■ PROBLEM DETAILS: Return the full material exactly.

____

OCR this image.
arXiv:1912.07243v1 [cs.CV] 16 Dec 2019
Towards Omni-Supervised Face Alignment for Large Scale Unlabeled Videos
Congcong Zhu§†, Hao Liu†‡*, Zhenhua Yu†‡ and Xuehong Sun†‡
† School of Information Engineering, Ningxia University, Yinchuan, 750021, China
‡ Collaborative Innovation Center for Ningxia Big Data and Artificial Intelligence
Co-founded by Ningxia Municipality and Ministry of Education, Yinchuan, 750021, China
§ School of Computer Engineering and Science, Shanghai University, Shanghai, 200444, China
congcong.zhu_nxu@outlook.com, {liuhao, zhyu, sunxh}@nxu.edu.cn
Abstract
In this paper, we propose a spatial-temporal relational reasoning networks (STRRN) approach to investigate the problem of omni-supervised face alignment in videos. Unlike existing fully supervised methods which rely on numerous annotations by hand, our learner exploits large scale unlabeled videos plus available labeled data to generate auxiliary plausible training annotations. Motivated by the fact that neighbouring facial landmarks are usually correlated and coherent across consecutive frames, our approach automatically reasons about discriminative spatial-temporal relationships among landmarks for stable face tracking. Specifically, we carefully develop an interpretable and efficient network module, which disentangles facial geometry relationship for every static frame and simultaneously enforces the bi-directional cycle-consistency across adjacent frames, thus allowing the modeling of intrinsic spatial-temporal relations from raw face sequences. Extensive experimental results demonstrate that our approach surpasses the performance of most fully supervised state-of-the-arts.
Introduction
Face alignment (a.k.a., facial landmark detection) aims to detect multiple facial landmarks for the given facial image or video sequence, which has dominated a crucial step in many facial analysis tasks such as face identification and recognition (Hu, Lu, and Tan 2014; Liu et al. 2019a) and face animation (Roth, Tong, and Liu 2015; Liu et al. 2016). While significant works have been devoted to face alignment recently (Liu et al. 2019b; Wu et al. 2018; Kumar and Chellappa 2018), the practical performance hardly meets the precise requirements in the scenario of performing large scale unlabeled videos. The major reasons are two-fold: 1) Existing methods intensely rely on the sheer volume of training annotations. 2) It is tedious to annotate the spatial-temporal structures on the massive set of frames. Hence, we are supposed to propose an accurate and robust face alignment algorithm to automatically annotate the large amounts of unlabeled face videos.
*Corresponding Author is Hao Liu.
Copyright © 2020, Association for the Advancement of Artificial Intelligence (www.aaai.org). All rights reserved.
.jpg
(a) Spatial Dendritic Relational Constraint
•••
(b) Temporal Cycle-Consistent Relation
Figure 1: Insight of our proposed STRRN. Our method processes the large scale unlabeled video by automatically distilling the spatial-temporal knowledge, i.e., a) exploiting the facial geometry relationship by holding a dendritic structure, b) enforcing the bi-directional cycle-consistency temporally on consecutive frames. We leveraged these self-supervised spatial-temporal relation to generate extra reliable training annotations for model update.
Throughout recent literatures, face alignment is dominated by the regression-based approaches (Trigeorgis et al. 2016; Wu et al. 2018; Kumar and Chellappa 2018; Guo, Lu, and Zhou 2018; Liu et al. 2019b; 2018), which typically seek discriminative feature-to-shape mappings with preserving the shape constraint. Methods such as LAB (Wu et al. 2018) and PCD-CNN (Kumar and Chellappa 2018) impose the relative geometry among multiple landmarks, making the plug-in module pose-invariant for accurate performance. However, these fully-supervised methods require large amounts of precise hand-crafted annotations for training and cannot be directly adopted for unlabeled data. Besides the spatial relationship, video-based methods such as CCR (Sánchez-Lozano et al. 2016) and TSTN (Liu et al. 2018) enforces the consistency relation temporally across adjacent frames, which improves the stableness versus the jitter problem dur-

____

■ SOLUTION BELOW:
OCR this image.
arXiv:1912.07243v1 [cs.CV] 16 Dec 2019
Towards Omni-Supervised Face Alignment for Large Scale Unlabeled Videos
Congcong Zhu§†, Hao Liu†‡*, Zhenhua Yu†‡ and Xuehong Sun†‡
† School of Information Engineering, Ningxia University, Yinchuan, 750021, China
‡ Collaborative Innovation Center for Ningxia Big Data and Artificial Intelligence
Co-founded by Ningxia Municipality and Ministry of Education, Yinchuan, 750021, China
§ School of Computer Engineering and Science, Shanghai University, Shanghai, 200444, China
congcong.zhu_nxu@outlook.com, {liuhao, zhyu, sunxh}@nxu.edu.cn
Abstract
In this paper, we propose a spatial-temporal relational reasoning networks (STRRN) approach to investigate the problem of omni-supervised face alignment in videos. Unlike existing fully supervised methods which rely on numerous annotations by hand, our learner exploits large scale unlabeled videos plus available labeled data to generate auxiliary plausible training annotations. Motivated by the fact that neighbouring facial landmarks are usually correlated and coherent across consecutive frames, our approach automatically reasons about discriminative spatial-temporal relationships among landmarks for stable face tracking. Specifically, we carefully develop an interpretable and efficient network module, which disentangles facial geometry relationship for every static frame and simultaneously enforces the bi-directional cycle-consistency across adjacent frames, thus allowing the modeling of intrinsic spatial-temporal relations from raw face sequences. Extensive experimental results demonstrate that our approach surpasses the performance of most fully supervised state-of-the-arts.
Introduction
Face alignment (a.k.a., facial landmark detection) aims to detect multiple facial landmarks for the given facial image or video sequence, which has dominated a crucial step in many facial analysis tasks such as face identification and recognition (Hu, Lu, and Tan 2014; Liu et al. 2019a) and face animation (Roth, Tong, and Liu 2015; Liu et al. 2016). While significant works have been devoted to face alignment recently (Liu et al. 2019b; Wu et al. 2018; Kumar and Chellappa 2018), the practical performance hardly meets the precise requirements in the scenario of performing large scale unlabeled videos. The major reasons are two-fold: 1) Existing methods intensely rely on the sheer volume of training annotations. 2) It is tedious to annotate the spatial-temporal structures on the massive set of frames. Hence, we are supposed to propose an accurate and robust face alignment algorithm to automatically annotate the large amounts of unlabeled face videos.
*Corresponding Author is Hao Liu.
Copyright © 2020, Association for the Advancement of Artificial Intelligence (www.aaai.org). All rights reserved.
.jpg
(a) Spatial Dendritic Relational Constraint
•••
(b) Temporal Cycle-Consistent Relation
Figure 1: Insight of our proposed STRRN. Our method processes the large scale unlabeled video by automatically distilling the spatial-temporal knowledge, i.e., a) exploiting the facial geometry relationship by holding a dendritic structure, b) enforcing the bi-directional cycle-consistency temporally on consecutive frames. We leveraged these self-supervised spatial-temporal relation to generate extra reliable training annotations for model update.
Throughout recent literatures, face alignment is dominated by the regression-based approaches (Trigeorgis et al. 2016; Wu et al. 2018; Kumar and Chellappa 2018; Guo, Lu, and Zhou 2018; Liu et al. 2019b; 2018), which typically seek discriminative feature-to-shape mappings with preserving the shape constraint. Methods such as LAB (Wu et al. 2018) and PCD-CNN (Kumar and Chellappa 2018) impose the relative geometry among multiple landmarks, making the plug-in module pose-invariant for accurate performance. However, these fully-supervised methods require large amounts of precise hand-crafted annotations for training and cannot be directly adopted for unlabeled data. Besides the spatial relationship, video-based methods such as CCR (Sánchez-Lozano et al. 2016) and TSTN (Liu et al. 2018) enforces the consistency relation temporally across adjacent frames, which improves the stableness versus the jitter problem dur-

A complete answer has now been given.